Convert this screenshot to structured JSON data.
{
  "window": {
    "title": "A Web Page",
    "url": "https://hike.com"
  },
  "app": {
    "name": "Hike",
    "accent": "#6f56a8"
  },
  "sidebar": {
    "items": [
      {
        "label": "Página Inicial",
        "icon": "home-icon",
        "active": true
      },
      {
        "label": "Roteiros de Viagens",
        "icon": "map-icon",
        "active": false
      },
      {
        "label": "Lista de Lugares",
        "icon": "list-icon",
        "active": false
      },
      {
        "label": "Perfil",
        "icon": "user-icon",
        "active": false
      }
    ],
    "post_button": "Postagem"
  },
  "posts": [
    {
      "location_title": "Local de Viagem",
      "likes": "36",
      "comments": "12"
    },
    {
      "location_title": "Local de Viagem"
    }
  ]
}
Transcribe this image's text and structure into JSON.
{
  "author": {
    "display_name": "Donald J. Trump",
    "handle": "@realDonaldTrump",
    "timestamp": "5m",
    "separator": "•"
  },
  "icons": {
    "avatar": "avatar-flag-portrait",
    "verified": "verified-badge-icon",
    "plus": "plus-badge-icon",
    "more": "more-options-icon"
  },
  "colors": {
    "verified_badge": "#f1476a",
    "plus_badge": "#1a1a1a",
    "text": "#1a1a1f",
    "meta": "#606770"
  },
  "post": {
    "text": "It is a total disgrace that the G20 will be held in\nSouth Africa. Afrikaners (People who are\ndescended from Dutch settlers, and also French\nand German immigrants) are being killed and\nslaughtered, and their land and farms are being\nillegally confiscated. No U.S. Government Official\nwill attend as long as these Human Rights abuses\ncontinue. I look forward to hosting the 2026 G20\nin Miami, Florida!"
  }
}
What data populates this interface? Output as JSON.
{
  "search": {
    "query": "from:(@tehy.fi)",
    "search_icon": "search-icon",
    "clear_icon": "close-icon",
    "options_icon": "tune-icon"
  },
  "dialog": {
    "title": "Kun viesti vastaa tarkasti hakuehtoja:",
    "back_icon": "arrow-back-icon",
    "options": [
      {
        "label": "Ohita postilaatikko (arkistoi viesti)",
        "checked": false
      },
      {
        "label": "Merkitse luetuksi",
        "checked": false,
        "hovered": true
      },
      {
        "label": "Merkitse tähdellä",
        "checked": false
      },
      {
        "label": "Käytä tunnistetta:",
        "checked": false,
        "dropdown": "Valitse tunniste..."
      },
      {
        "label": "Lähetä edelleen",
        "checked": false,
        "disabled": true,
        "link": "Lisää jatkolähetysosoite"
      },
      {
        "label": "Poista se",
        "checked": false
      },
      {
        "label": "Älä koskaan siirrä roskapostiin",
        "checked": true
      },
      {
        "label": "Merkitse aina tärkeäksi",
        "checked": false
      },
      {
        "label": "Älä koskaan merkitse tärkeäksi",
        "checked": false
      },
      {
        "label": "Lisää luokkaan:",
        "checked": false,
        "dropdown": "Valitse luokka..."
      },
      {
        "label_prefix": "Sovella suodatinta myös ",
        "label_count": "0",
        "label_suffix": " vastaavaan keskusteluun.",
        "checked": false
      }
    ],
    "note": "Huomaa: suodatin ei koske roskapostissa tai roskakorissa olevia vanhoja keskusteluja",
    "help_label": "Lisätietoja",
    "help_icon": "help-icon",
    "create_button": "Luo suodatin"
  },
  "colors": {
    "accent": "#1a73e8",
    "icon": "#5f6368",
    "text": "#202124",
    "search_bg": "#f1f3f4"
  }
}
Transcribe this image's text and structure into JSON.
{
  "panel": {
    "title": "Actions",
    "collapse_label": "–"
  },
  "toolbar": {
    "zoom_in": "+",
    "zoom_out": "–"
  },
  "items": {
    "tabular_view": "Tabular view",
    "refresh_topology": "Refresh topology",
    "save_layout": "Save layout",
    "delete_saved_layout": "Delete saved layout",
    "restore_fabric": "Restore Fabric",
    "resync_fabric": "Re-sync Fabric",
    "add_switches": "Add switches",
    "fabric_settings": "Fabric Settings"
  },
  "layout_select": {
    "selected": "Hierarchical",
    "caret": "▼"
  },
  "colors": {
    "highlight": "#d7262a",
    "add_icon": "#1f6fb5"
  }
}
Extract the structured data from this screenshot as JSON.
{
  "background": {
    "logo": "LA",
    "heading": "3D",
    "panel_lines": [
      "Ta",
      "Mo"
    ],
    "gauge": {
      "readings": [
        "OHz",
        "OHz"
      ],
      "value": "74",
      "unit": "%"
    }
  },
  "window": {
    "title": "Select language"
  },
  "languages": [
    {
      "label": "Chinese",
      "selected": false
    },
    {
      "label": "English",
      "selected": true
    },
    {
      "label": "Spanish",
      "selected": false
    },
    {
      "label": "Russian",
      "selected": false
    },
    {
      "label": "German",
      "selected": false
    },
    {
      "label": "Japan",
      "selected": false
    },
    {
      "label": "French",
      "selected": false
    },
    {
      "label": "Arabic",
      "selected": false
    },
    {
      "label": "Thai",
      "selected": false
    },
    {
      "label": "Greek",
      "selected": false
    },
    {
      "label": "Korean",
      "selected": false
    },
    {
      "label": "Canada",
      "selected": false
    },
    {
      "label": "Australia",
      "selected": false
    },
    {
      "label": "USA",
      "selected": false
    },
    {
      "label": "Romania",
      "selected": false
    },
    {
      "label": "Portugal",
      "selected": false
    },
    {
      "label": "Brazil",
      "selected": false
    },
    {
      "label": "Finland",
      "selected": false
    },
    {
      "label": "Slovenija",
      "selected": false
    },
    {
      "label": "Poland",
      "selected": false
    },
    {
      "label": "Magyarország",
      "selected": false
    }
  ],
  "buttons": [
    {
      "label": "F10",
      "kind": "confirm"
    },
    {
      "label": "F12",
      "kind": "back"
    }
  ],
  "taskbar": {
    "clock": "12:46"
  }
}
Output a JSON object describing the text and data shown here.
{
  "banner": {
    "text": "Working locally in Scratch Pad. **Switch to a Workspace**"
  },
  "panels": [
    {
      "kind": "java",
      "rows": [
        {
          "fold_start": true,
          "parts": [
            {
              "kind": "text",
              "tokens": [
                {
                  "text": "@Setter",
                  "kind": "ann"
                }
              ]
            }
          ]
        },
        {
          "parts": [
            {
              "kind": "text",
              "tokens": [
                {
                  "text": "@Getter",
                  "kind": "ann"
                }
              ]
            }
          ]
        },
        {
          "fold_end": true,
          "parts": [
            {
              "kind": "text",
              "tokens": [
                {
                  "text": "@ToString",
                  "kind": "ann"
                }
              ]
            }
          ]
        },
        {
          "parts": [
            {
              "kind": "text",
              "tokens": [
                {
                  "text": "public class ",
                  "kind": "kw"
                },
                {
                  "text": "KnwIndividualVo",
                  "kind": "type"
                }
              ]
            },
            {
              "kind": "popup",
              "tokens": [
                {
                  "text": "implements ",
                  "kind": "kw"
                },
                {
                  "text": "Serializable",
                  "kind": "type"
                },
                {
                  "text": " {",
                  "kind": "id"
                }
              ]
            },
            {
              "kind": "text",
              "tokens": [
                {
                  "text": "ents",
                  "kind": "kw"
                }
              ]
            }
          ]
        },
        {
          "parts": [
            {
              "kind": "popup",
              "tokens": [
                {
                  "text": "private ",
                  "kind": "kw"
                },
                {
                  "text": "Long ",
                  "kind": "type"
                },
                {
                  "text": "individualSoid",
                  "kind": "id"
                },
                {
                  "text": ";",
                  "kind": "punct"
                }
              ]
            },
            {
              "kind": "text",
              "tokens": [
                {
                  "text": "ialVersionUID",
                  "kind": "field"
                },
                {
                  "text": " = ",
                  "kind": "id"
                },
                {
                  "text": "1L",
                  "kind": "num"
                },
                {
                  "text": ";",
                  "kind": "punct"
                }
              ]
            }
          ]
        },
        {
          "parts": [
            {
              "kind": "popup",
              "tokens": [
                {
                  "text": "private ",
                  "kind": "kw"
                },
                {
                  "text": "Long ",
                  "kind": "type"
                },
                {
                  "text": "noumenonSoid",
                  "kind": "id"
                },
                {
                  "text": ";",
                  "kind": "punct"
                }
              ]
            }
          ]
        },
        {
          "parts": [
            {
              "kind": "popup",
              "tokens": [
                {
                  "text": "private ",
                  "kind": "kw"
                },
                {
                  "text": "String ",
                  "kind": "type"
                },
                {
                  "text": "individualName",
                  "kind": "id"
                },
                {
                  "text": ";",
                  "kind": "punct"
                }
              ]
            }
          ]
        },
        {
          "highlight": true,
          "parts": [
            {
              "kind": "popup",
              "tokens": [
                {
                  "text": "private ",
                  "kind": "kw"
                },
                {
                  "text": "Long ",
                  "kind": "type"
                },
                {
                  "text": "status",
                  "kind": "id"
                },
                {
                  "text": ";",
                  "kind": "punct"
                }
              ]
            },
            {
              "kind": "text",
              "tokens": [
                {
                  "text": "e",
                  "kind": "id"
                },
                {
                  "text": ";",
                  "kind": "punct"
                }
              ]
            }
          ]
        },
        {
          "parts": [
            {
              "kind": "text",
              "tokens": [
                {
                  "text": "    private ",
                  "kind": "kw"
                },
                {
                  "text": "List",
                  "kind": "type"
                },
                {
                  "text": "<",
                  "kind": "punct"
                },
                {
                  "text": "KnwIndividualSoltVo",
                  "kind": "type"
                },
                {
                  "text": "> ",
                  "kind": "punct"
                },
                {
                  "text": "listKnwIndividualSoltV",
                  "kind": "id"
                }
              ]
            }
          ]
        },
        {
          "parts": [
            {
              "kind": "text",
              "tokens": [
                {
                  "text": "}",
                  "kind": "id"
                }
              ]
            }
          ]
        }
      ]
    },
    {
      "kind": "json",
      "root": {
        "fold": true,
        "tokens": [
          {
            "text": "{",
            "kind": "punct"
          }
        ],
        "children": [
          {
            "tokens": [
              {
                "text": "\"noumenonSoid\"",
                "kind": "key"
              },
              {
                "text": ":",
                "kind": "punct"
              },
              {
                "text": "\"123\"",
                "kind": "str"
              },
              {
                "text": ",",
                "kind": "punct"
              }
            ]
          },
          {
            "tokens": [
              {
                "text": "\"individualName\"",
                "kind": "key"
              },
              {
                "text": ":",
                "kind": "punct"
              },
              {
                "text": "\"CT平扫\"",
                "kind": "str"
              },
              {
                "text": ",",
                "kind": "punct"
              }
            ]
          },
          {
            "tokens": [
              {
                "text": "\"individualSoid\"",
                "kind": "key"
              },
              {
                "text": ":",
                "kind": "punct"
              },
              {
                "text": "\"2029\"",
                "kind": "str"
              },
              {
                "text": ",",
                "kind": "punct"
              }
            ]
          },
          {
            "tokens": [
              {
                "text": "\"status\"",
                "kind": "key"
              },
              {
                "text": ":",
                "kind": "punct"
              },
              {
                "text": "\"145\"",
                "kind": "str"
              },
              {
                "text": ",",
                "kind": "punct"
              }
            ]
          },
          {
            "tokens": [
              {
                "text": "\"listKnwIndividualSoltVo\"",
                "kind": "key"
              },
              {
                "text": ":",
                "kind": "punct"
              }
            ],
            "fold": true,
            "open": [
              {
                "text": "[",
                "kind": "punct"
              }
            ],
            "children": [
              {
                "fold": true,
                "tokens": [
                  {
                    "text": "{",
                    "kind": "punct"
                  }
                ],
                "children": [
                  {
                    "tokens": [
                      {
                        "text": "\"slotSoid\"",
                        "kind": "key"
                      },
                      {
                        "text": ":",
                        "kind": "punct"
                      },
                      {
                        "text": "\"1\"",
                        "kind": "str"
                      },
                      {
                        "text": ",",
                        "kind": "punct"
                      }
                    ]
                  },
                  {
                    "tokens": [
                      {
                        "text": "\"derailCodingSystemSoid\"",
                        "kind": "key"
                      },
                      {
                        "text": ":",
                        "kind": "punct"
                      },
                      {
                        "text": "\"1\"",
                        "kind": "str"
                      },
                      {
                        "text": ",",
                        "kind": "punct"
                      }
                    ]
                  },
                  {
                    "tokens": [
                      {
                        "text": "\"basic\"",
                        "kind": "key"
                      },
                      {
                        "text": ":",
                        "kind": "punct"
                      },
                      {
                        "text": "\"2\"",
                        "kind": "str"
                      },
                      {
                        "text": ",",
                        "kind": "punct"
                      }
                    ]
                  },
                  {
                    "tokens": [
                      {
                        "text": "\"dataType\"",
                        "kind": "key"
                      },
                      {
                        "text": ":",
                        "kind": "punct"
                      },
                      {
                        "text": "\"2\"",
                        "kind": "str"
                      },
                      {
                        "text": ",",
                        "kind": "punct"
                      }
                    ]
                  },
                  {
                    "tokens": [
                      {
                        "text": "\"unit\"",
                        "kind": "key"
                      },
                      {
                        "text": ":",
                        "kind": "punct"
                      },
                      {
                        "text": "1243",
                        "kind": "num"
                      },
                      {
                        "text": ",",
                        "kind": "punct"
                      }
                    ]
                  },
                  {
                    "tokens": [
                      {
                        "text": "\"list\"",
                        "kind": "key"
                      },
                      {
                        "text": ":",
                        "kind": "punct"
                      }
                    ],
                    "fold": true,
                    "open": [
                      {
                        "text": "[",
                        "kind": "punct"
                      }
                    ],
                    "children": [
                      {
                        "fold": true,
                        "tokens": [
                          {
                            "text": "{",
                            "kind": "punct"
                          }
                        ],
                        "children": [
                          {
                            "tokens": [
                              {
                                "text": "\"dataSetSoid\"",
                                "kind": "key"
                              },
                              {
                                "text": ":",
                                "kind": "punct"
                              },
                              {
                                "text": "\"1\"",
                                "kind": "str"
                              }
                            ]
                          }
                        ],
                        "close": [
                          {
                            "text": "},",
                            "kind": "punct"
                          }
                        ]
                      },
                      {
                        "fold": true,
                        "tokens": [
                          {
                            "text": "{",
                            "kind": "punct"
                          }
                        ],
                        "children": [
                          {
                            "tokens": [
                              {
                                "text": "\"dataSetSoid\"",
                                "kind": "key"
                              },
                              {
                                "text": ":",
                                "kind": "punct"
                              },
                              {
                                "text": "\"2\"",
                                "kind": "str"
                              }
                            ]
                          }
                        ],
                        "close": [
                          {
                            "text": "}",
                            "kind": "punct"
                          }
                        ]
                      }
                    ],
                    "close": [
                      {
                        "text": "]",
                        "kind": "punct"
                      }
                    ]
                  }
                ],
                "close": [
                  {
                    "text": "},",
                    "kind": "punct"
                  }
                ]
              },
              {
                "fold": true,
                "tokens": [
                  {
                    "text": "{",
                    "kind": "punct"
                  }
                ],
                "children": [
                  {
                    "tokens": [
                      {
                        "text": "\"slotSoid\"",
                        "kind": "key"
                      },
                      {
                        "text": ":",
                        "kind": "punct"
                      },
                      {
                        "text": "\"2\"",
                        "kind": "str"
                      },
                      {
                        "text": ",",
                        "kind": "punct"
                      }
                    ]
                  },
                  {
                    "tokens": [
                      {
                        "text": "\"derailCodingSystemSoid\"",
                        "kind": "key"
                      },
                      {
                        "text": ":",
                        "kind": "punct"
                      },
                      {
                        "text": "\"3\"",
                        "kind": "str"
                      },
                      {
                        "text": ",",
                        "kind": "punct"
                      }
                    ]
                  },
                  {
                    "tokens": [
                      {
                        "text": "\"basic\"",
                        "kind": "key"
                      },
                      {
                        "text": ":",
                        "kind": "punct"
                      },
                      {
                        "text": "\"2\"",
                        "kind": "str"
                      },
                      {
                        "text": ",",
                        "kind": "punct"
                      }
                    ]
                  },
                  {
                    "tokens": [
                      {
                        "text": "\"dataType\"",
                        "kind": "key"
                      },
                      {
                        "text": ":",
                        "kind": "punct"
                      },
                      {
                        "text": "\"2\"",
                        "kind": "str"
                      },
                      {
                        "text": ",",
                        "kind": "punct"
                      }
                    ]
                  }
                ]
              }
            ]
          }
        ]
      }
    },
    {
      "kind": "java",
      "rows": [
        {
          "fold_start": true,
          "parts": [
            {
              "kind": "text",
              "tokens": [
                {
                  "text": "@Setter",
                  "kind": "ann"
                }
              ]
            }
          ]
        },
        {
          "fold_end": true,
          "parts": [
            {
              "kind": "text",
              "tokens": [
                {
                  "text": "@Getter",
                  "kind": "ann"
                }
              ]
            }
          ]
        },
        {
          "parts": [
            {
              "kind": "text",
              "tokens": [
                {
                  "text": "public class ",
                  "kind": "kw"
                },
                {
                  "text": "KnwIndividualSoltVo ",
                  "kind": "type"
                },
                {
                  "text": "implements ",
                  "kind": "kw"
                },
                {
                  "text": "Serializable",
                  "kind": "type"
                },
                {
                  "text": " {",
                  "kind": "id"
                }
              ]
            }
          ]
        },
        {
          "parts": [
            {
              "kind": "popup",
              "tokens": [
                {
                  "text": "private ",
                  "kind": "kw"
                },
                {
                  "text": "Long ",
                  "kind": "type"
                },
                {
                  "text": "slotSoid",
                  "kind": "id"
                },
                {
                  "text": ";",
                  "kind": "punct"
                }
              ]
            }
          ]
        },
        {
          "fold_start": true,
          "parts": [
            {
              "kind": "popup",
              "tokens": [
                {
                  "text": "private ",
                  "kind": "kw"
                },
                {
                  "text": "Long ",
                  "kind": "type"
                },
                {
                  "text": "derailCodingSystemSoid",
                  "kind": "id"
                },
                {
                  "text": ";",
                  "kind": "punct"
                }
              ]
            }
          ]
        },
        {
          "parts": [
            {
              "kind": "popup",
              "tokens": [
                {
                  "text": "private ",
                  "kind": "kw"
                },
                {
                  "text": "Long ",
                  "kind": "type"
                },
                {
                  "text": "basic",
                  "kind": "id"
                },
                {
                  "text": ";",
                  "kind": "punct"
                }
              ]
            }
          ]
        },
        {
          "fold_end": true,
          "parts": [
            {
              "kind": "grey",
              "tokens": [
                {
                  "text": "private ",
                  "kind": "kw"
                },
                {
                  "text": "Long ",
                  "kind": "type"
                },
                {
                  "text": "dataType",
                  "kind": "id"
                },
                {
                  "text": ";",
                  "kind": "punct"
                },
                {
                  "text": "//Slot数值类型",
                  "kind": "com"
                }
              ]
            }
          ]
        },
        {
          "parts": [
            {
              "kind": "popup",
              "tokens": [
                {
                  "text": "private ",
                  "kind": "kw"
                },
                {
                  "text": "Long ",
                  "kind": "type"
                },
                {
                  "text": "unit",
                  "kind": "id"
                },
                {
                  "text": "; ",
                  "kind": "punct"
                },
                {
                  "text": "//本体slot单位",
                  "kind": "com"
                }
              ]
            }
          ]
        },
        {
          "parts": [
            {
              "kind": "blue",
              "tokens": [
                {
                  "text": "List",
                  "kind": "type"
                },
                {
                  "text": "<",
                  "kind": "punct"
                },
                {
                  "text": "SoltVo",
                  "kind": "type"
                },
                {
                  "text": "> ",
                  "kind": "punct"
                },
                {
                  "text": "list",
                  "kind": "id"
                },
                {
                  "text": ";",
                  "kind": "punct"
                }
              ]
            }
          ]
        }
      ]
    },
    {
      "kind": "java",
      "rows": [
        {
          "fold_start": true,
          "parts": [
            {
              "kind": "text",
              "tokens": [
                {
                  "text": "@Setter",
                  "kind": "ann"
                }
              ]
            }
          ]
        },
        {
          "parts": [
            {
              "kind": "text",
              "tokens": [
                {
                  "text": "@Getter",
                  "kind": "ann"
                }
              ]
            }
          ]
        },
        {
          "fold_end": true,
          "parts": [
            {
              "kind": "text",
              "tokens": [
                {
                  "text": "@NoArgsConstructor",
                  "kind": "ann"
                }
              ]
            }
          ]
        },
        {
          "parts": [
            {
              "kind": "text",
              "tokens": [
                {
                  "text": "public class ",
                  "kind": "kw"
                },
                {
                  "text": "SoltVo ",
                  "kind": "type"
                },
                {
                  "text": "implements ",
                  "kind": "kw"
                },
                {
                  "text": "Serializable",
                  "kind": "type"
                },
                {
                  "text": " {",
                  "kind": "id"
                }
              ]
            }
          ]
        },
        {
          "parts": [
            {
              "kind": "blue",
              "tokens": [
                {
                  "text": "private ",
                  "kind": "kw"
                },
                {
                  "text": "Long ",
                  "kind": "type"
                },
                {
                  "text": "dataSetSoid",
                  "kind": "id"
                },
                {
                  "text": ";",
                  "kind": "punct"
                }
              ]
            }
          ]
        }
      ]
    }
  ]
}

*Exercise details*. Where a line above contains the word "koskaan", copy that line.

*Solution to the problem*.
        "label": "Älä koskaan siirrä roskapostiin",
        "label": "Älä koskaan merkitse tärkeäksi",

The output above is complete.